**What you have to do:**
Write out the material below again, unchanged.

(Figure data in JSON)
________________________
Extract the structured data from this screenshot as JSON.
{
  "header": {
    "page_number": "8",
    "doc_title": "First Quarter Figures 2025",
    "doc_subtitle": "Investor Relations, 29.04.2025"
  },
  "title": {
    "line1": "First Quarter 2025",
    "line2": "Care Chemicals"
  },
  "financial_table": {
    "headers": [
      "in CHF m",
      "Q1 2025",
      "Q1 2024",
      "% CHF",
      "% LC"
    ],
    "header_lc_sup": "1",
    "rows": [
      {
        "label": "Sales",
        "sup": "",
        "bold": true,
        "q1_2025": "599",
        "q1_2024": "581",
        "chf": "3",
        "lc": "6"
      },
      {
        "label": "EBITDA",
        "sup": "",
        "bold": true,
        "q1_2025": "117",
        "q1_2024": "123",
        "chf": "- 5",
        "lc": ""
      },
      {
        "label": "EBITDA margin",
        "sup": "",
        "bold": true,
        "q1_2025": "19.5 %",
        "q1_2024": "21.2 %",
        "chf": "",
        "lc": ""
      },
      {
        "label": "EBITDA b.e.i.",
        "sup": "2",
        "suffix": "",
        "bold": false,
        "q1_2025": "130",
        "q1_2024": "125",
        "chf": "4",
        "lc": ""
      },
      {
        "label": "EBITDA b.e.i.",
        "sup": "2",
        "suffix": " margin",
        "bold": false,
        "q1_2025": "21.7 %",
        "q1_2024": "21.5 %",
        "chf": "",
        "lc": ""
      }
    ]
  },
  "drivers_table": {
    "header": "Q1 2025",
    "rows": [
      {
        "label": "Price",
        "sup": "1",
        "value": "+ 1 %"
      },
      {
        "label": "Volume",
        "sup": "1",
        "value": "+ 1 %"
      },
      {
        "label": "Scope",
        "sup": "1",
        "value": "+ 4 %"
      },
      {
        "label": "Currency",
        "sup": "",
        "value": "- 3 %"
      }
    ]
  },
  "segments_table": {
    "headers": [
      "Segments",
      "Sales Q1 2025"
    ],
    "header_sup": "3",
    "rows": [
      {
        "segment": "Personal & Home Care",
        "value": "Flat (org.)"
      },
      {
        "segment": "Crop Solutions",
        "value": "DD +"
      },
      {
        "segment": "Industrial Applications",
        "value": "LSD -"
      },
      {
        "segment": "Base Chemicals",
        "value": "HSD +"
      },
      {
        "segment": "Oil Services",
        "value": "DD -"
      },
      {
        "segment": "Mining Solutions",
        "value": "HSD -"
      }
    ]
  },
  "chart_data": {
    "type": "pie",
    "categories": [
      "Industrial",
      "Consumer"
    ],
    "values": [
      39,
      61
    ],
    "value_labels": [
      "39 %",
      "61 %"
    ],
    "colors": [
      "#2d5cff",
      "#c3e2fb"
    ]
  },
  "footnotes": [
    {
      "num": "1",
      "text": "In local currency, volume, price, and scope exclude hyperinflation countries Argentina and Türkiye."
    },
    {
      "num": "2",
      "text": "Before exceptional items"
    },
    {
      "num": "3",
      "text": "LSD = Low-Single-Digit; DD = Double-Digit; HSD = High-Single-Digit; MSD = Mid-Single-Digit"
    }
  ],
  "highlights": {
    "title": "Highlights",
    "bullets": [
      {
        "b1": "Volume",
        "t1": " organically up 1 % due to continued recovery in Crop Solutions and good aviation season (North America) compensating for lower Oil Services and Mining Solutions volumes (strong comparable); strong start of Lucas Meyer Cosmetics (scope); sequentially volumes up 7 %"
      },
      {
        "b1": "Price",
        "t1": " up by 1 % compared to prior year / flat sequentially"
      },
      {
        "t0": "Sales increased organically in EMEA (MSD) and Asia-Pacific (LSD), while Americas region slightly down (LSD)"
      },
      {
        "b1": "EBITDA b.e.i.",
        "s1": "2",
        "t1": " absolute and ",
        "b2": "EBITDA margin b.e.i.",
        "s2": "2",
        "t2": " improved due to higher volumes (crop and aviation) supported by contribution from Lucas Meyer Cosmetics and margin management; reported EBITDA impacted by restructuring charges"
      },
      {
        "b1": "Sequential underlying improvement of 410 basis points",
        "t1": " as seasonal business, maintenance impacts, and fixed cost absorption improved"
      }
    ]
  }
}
________________________
**Solution:**
Extract the structured data from this screenshot as JSON.
{
  "header": {
    "page_number": "8",
    "doc_title": "First Quarter Figures 2025",
    "doc_subtitle": "Investor Relations, 29.04.2025"
  },
  "title": {
    "line1": "First Quarter 2025",
    "line2": "Care Chemicals"
  },
  "financial_table": {
    "headers": [
      "in CHF m",
      "Q1 2025",
      "Q1 2024",
      "% CHF",
      "% LC"
    ],
    "header_lc_sup": "1",
    "rows": [
      {
        "label": "Sales",
        "sup": "",
        "bold": true,
        "q1_2025": "599",
        "q1_2024": "581",
        "chf": "3",
        "lc": "6"
      },
      {
        "label": "EBITDA",
        "sup": "",
        "bold": true,
        "q1_2025": "117",
        "q1_2024": "123",
        "chf": "- 5",
        "lc": ""
      },
      {
        "label": "EBITDA margin",
        "sup": "",
        "bold": true,
        "q1_2025": "19.5 %",
        "q1_2024": "21.2 %",
        "chf": "",
        "lc": ""
      },
      {
        "label": "EBITDA b.e.i.",
        "sup": "2",
        "suffix": "",
        "bold": false,
        "q1_2025": "130",
        "q1_2024": "125",
        "chf": "4",
        "lc": ""
      },
      {
        "label": "EBITDA b.e.i.",
        "sup": "2",
        "suffix": " margin",
        "bold": false,
        "q1_2025": "21.7 %",
        "q1_2024": "21.5 %",
        "chf": "",
        "lc": ""
      }
    ]
  },
  "drivers_table": {
    "header": "Q1 2025",
    "rows": [
      {
        "label": "Price",
        "sup": "1",
        "value": "+ 1 %"
      },
      {
        "label": "Volume",
        "sup": "1",
        "value": "+ 1 %"
      },
      {
        "label": "Scope",
        "sup": "1",
        "value": "+ 4 %"
      },
      {
        "label": "Currency",
        "sup": "",
        "value": "- 3 %"
      }
    ]
  },
  "segments_table": {
    "headers": [
      "Segments",
      "Sales Q1 2025"
    ],
    "header_sup": "3",
    "rows": [
      {
        "segment": "Personal & Home Care",
        "value": "Flat (org.)"
      },
      {
        "segment": "Crop Solutions",
        "value": "DD +"
      },
      {
        "segment": "Industrial Applications",
        "value": "LSD -"
      },
      {
        "segment": "Base Chemicals",
        "value": "HSD +"
      },
      {
        "segment": "Oil Services",
        "value": "DD -"
      },
      {
        "segment": "Mining Solutions",
        "value": "HSD -"
      }
    ]
  },
  "chart_data": {
    "type": "pie",
    "categories": [
      "Industrial",
      "Consumer"
    ],
    "values": [
      39,
      61
    ],
    "value_labels": [
      "39 %",
      "61 %"
    ],
    "colors": [
      "#2d5cff",
      "#c3e2fb"
    ]
  },
  "footnotes": [
    {
      "num": "1",
      "text": "In local currency, volume, price, and scope exclude hyperinflation countries Argentina and Türkiye."
    },
    {
      "num": "2",
      "text": "Before exceptional items"
    },
    {
      "num": "3",
      "text": "LSD = Low-Single-Digit; DD = Double-Digit; HSD = High-Single-Digit; MSD = Mid-Single-Digit"
    }
  ],
  "highlights": {
    "title": "Highlights",
    "bullets": [
      {
        "b1": "Volume",
        "t1": " organically up 1 % due to continued recovery in Crop Solutions and good aviation season (North America) compensating for lower Oil Services and Mining Solutions volumes (strong comparable); strong start of Lucas Meyer Cosmetics (scope); sequentially volumes up 7 %"
      },
      {
        "b1": "Price",
        "t1": " up by 1 % compared to prior year / flat sequentially"
      },
      {
        "t0": "Sales increased organically in EMEA (MSD) and Asia-Pacific (LSD), while Americas region slightly down (LSD)"
      },
      {
        "b1": "EBITDA b.e.i.",
        "s1": "2",
        "t1": " absolute and ",
        "b2": "EBITDA margin b.e.i.",
        "s2": "2",
        "t2": " improved due to higher volumes (crop and aviation) supported by contribution from Lucas Meyer Cosmetics and margin management; reported EBITDA impacted by restructuring charges"
      },
      {
        "b1": "Sequential underlying improvement of 410 basis points",
        "t1": " as seasonal business, maintenance impacts, and fixed cost absorption improved"
      }
    ]
  }
}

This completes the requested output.